SOURCE RECORDS:
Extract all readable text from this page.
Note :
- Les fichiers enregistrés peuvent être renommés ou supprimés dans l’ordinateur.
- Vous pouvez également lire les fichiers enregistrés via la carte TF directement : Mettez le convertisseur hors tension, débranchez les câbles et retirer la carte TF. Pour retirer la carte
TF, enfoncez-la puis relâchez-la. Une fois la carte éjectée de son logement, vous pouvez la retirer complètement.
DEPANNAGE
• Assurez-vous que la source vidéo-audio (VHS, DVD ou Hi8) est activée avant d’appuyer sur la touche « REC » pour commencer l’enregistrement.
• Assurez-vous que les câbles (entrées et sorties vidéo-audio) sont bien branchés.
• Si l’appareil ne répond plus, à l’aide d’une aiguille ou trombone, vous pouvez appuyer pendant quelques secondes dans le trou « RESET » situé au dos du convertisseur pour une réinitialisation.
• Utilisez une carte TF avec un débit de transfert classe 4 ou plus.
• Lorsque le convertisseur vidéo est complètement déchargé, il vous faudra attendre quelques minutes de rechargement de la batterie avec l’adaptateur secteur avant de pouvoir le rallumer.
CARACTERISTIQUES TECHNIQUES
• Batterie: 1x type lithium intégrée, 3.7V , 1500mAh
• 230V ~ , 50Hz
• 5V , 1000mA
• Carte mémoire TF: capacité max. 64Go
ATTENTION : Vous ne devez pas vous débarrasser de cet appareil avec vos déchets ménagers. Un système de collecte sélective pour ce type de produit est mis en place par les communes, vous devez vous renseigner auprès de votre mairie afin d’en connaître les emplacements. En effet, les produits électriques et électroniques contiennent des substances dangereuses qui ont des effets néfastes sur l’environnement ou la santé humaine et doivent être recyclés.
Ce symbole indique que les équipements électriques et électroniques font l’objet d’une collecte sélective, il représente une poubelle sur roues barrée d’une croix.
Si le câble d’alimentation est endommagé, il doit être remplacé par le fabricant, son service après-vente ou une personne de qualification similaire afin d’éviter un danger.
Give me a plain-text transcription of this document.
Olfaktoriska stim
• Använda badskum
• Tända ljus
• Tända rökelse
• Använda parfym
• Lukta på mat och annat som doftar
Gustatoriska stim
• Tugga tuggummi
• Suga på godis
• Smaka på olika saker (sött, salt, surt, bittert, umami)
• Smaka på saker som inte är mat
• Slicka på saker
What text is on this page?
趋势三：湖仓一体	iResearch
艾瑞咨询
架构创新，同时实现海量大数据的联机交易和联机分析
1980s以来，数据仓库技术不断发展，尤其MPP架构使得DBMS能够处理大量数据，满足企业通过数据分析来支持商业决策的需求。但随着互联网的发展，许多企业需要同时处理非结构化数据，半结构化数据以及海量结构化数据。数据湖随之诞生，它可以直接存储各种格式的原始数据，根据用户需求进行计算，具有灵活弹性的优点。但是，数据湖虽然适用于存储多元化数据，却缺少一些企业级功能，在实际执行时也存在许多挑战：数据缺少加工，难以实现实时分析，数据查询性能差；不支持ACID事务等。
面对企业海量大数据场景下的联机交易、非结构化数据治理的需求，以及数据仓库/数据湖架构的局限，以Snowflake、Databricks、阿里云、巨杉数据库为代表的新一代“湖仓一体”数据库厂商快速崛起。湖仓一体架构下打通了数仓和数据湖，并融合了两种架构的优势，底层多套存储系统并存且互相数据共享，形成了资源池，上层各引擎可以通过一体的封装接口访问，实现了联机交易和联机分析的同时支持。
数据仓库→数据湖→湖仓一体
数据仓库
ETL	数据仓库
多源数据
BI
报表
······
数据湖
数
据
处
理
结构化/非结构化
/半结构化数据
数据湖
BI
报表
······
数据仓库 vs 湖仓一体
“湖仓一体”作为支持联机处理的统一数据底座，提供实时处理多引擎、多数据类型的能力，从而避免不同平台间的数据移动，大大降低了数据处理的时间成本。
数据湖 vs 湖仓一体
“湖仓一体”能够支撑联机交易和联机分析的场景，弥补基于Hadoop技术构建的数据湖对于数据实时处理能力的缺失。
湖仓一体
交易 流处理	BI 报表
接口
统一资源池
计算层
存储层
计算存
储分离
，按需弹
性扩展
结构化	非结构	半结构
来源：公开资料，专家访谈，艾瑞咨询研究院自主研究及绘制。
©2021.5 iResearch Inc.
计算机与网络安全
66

PROBLEM STATEMENT:
Gather and return every line that holds the string "collecte".

WRITTEN RESPONSE:
ATTENTION : Vous ne devez pas vous débarrasser de cet appareil avec vos déchets ménagers. Un système de collecte sélective pour ce type de produit est mis en place par les communes, vous devez vous renseigner auprès de votre mairie afin d’en connaître les emplacements. En effet, les produits électriques et électroniques contiennent des substances dangereuses qui ont des effets néfastes sur l’environnement ou la santé humaine et doivent être recyclés.
Ce symbole indique que les équipements électriques et électroniques font l’objet d’une collecte sélective, il représente une poubelle sur roues barrée d’une croix.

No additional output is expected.